RAW DATA:
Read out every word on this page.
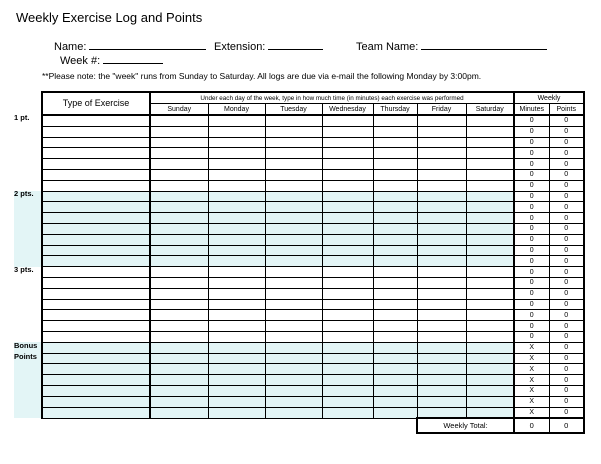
Weekly Exercise Log and Points
Name:	Extension:	Team Name:
Week #:
**Please note: the "week" runs from Sunday to Saturday. All logs are due via e-mail the following Monday by 3:00pm.
1 pt.
2 pts.
3 pts.
Bonus
Points
Type of Exercise	Under each day of the week, type in how much time (in minutes) each exercise was performed							Weekly	
	Sunday	Monday	Tuesday	Wednesday	Thursday	Friday	Saturday	Minutes	Points
								0	0
								0	0
								0	0
								0	0
								0	0
								0	0
								0	0
								0	0
								0	0
								0	0
								0	0
								0	0
								0	0
								0	0
								0	0
								0	0
								0	0
								0	0
								0	0
								0	0
								0	0
								X	0
								X	0
								X	0
								X	0
								X	0
								X	0
								X	0
						Weekly Total:		0	0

THE EXERCISE: Reproduce all entries without any change, and omit the pictures.

TASK RESPONSE:
Read out every word on this page.
Weekly Exercise Log and Points
Name:	Extension:	Team Name:
Week #:
**Please note: the "week" runs from Sunday to Saturday. All logs are due via e-mail the following Monday by 3:00pm.
1 pt.
2 pts.
3 pts.
Bonus
Points
Type of Exercise	Under each day of the week, type in how much time (in minutes) each exercise was performed							Weekly	
	Sunday	Monday	Tuesday	Wednesday	Thursday	Friday	Saturday	Minutes	Points
								0	0
								0	0
								0	0
								0	0
								0	0
								0	0
								0	0
								0	0
								0	0
								0	0
								0	0
								0	0
								0	0
								0	0
								0	0
								0	0
								0	0
								0	0
								0	0
								0	0
								0	0
								X	0
								X	0
								X	0
								X	0
								X	0
								X	0
								X	0
						Weekly Total:		0	0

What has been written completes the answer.